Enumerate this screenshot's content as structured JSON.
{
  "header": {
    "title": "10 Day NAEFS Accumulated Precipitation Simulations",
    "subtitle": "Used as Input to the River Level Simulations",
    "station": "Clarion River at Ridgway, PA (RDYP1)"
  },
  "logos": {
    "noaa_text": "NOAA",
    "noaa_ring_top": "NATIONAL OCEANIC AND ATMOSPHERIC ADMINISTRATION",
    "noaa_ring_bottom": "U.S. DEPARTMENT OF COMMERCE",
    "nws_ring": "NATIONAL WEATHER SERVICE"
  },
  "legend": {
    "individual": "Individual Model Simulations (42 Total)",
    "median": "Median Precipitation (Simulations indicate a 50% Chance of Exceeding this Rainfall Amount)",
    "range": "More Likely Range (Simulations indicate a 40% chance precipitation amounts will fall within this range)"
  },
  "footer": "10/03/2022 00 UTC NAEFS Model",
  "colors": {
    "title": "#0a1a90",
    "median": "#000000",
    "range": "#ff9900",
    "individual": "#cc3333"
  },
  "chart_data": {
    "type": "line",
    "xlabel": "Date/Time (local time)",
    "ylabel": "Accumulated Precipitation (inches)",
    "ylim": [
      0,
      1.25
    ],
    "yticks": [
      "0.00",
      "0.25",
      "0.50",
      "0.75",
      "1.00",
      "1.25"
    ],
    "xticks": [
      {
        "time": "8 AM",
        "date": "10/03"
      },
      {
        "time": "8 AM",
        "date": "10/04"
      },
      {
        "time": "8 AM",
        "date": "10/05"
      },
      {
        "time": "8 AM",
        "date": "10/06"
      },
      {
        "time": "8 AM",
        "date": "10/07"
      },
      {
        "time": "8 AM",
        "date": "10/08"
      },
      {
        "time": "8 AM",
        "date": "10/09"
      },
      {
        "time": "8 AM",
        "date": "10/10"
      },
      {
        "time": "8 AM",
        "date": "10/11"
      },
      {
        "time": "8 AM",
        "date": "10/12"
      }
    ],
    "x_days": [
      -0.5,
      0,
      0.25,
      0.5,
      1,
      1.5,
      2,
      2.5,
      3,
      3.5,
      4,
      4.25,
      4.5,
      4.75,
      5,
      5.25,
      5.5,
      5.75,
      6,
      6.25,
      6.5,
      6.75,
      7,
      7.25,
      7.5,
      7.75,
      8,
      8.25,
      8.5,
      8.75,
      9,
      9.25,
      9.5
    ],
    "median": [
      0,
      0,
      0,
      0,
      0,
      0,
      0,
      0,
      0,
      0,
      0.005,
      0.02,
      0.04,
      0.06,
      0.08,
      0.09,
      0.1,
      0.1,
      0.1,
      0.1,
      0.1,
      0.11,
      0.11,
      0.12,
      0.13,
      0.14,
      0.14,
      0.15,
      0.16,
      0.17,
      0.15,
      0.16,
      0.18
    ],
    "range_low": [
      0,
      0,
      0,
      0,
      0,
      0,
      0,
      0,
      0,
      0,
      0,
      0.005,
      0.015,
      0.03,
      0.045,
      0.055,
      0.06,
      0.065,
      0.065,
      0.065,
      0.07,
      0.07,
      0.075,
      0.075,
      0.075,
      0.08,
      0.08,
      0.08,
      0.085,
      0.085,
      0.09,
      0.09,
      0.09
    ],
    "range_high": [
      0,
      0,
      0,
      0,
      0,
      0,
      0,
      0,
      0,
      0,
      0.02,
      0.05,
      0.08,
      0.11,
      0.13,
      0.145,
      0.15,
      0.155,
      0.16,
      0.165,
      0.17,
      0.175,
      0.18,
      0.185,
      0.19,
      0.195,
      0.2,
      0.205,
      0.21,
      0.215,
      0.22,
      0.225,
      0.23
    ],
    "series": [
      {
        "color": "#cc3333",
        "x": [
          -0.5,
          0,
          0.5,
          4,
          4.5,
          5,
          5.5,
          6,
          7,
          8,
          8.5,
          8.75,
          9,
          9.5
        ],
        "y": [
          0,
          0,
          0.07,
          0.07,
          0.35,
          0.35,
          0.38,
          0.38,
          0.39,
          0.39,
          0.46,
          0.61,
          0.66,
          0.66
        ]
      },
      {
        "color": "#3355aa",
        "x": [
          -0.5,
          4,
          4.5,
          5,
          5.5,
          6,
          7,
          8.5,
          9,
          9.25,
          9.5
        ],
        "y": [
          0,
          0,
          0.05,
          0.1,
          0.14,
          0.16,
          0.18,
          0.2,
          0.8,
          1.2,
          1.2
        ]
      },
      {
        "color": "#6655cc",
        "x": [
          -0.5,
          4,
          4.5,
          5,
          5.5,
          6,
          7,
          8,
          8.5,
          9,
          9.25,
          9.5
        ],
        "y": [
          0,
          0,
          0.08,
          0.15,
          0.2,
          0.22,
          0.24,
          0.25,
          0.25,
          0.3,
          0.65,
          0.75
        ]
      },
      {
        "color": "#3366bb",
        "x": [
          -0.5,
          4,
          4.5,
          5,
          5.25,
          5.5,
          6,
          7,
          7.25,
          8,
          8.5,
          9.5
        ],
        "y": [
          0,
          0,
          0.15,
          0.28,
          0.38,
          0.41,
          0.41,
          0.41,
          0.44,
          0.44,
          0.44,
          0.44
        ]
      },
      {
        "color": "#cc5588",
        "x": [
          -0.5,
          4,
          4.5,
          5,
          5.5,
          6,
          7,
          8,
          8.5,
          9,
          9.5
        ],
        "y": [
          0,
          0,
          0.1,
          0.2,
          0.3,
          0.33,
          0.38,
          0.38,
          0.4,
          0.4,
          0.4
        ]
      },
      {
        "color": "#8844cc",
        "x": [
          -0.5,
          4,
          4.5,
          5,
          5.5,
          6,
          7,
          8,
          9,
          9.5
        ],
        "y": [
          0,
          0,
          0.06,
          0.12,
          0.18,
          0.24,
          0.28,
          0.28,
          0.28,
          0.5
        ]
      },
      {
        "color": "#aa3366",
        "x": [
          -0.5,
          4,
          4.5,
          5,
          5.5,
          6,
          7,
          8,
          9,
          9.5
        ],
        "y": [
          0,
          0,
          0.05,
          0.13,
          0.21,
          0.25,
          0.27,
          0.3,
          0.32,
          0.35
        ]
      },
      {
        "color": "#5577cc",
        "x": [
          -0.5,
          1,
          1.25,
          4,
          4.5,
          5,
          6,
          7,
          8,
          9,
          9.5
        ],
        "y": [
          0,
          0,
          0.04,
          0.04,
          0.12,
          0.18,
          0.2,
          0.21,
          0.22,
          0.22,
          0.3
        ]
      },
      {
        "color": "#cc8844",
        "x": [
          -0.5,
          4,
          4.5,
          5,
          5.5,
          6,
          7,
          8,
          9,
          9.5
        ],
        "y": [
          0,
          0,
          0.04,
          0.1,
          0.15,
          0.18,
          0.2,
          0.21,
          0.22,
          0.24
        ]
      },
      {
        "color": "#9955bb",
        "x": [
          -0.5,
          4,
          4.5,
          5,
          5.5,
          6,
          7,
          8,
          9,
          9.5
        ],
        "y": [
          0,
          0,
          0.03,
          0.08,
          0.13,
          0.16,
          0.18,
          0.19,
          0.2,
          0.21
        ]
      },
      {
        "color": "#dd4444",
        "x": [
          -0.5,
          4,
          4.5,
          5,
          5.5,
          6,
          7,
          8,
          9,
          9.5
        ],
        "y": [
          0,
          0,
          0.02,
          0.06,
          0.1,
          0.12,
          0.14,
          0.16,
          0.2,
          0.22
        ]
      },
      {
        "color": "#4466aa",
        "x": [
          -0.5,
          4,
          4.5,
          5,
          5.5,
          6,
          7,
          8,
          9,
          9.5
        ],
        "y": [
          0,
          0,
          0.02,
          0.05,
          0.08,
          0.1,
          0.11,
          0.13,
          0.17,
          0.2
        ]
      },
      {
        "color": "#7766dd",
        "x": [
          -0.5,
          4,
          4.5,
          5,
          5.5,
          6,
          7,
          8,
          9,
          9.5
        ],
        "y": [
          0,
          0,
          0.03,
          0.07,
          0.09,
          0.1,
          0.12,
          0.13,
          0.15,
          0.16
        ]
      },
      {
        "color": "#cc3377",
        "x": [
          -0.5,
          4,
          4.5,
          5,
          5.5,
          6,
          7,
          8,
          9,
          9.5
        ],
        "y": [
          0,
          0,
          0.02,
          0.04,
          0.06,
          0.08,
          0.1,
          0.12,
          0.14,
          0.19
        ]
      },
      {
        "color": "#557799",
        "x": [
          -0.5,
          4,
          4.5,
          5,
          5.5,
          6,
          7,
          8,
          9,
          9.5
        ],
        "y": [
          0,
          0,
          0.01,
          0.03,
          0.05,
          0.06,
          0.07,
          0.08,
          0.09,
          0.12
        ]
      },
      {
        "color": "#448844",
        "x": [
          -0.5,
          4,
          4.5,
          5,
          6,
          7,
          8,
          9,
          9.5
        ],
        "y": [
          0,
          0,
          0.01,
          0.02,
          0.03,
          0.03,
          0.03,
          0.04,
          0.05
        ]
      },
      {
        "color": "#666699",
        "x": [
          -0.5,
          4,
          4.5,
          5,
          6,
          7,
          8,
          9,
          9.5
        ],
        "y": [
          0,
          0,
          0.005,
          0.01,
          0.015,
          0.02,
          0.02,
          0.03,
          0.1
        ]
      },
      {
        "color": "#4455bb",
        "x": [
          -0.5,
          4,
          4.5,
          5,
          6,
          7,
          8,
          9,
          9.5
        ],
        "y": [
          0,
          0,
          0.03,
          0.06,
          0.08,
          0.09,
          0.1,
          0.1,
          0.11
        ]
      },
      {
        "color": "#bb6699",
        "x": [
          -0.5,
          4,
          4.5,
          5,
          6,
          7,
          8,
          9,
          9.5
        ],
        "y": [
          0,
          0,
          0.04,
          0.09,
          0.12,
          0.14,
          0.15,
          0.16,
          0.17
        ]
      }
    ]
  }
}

━━━━━━━━━━━━━━━━

#### [EXERCISE DETAILS]
Go through the entries above and copy every line containing "Accumulated".

#### [FULL OUTPUT]
    "title": "10 Day NAEFS Accumulated Precipitation Simulations",
    "ylabel": "Accumulated Precipitation (inches)",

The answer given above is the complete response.